State how many lines in the entries below contain "过载能力". Write nothing but the number.

### Provided data
○ ○ ○ ○ ○ ○ ○
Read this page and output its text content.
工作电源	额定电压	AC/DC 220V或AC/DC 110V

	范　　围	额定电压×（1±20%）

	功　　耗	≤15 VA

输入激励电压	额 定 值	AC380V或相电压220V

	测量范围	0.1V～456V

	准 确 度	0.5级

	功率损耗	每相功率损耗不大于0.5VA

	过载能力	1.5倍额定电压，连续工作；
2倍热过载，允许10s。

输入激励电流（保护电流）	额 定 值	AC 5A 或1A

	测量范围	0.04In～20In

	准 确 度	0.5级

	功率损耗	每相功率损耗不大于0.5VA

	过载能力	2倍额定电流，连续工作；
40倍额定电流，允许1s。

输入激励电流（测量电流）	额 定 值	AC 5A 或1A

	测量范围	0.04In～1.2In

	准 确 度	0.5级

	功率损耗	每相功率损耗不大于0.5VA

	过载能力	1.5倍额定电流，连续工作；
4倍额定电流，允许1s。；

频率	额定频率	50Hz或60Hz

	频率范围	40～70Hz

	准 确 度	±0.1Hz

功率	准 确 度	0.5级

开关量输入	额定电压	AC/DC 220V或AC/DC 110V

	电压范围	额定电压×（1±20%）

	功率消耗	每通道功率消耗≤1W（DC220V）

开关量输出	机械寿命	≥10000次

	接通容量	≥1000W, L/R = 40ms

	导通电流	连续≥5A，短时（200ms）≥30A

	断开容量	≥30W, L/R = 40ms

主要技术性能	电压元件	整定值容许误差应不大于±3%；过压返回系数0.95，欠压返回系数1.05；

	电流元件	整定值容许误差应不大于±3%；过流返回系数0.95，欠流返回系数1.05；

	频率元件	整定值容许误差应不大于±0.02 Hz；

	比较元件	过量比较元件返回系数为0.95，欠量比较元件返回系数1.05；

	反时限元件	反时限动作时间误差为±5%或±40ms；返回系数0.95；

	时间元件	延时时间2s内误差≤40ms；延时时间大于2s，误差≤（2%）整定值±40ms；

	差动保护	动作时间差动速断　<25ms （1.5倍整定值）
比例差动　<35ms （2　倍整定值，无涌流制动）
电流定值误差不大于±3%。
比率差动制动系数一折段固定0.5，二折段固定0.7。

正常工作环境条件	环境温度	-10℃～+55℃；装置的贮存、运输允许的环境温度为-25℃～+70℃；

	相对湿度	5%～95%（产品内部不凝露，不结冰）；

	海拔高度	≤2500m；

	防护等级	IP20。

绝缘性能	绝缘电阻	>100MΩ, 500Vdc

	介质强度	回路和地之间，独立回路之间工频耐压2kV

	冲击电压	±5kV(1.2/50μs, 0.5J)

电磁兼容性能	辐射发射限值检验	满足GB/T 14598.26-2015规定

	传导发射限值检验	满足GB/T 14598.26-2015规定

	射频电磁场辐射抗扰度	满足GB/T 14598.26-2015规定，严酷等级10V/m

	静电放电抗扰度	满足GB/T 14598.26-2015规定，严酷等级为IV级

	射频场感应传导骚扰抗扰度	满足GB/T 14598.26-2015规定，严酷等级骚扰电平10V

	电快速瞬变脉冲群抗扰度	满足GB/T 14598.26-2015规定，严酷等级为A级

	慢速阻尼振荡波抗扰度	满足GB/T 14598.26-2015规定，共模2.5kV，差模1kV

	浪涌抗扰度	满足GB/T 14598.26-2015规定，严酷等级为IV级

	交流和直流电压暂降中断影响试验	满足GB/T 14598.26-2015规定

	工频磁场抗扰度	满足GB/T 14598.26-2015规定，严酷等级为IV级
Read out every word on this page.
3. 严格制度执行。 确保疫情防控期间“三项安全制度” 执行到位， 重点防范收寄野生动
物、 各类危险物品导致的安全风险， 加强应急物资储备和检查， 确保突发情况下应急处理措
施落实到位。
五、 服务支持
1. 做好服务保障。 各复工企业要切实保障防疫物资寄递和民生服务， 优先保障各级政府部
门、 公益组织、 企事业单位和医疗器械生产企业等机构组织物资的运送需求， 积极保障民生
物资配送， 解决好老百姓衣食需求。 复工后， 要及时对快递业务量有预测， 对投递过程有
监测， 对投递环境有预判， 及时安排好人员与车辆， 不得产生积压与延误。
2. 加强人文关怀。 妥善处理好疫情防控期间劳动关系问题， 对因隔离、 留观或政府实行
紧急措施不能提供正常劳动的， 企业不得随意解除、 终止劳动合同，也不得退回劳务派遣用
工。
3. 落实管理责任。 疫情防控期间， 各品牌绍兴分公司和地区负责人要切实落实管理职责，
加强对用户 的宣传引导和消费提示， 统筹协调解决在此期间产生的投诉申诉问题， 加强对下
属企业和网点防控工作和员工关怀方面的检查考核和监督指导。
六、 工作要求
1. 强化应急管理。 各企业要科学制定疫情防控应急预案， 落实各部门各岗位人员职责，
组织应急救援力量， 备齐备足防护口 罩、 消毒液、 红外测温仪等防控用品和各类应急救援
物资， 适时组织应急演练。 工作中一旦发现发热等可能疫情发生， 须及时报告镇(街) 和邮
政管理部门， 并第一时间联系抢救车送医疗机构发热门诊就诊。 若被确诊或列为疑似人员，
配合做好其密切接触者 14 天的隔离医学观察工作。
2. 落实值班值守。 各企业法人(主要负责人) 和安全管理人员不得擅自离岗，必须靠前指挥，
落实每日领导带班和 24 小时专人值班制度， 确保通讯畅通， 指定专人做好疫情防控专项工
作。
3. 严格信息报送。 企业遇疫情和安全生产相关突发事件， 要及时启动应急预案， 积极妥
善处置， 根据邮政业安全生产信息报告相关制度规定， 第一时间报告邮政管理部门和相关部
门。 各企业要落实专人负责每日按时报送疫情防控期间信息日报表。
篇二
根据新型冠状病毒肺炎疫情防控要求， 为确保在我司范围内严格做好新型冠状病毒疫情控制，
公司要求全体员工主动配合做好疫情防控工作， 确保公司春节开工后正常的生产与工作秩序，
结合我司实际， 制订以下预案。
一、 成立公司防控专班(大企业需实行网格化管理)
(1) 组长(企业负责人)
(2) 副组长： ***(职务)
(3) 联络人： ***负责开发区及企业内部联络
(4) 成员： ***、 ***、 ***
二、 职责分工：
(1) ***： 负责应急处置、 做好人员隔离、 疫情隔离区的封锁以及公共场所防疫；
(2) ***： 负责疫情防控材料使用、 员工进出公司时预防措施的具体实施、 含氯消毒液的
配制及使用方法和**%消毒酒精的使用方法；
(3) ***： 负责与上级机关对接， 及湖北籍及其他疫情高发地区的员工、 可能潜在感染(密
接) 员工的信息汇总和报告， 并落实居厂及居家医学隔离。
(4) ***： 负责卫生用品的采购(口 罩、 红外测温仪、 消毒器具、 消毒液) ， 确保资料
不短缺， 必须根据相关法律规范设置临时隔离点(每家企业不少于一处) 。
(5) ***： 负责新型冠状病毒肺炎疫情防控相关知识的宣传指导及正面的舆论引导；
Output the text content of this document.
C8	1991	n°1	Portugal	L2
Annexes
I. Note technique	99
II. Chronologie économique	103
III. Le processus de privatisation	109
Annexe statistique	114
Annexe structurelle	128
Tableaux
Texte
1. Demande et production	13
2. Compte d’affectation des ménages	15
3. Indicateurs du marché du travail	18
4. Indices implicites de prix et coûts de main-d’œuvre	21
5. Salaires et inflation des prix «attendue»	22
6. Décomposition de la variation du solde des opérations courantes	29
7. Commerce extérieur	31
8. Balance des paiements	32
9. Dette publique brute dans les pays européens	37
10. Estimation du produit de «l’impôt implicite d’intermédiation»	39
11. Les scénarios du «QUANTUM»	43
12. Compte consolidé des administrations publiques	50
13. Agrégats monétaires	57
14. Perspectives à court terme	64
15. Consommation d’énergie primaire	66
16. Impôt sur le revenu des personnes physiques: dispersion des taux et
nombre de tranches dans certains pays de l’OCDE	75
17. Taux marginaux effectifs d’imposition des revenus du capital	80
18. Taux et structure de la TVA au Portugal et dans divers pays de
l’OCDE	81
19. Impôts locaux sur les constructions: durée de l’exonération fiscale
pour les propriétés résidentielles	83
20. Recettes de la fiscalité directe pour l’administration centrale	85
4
○ ○ ○ ○ ○ ○ ○
### Exercise response
3